▸ Set task
Work through the data and report how many lines include the string "ylabel", giving the number alone.

▸ Information given
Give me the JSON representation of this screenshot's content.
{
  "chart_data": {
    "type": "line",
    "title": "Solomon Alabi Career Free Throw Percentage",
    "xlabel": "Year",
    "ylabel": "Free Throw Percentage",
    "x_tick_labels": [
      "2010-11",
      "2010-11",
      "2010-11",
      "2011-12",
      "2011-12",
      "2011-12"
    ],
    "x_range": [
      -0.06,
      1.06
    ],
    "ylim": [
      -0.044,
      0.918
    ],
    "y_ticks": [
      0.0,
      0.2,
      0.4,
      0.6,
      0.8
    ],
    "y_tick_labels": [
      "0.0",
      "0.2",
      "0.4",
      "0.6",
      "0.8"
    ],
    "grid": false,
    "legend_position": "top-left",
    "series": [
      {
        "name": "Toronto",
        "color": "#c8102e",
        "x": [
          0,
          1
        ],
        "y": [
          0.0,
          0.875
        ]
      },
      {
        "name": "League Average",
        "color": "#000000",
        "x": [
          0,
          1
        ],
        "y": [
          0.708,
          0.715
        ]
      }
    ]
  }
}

--

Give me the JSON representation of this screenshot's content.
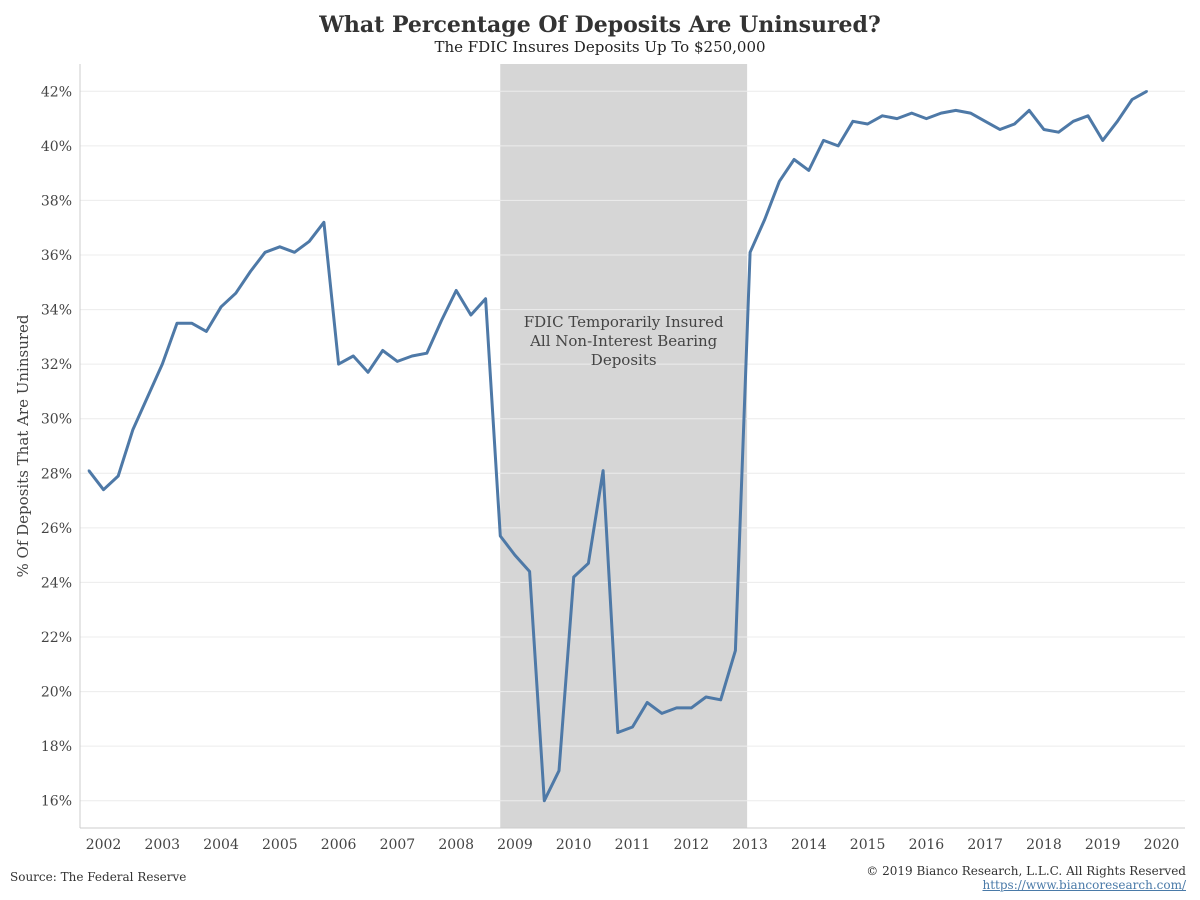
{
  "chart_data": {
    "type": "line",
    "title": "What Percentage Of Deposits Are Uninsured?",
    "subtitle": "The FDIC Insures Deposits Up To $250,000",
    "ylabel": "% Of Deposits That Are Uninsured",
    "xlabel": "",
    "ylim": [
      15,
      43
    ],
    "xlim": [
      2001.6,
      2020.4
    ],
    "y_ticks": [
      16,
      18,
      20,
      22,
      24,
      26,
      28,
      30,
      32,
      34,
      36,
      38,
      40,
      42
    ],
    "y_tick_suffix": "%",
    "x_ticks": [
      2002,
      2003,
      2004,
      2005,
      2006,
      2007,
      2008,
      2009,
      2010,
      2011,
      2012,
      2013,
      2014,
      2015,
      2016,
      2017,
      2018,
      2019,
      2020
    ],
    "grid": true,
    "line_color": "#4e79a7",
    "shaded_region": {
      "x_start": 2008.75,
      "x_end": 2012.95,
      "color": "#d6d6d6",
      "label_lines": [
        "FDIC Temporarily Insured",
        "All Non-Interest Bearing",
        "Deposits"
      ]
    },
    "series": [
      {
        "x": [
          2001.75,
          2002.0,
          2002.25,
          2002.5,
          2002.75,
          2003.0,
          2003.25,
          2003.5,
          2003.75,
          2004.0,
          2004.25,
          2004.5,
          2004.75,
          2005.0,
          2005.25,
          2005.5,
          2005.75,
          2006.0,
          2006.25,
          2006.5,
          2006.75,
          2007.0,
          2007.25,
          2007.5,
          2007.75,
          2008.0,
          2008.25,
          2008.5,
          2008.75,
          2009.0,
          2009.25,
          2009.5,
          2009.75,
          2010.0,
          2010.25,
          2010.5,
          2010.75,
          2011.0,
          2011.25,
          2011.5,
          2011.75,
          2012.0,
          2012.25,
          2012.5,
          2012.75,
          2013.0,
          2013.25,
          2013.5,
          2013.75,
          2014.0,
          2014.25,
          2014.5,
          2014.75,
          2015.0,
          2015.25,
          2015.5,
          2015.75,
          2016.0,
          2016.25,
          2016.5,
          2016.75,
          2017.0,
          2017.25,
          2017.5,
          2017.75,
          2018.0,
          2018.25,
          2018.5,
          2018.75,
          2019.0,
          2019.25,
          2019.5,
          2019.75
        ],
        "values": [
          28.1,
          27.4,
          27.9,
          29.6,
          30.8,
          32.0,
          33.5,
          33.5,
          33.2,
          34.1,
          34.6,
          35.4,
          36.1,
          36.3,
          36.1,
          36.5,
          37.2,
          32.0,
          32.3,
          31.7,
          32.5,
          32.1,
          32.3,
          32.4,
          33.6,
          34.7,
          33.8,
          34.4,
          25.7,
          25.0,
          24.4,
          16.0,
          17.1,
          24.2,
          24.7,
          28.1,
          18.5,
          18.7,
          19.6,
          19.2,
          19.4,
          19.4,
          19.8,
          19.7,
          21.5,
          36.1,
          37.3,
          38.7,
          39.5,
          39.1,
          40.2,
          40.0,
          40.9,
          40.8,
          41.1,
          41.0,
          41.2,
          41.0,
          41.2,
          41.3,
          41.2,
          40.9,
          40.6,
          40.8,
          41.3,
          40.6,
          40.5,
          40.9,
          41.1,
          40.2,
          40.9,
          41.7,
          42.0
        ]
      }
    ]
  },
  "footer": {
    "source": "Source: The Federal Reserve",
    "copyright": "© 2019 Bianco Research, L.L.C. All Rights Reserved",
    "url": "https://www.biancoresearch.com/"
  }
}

▸ The reply
2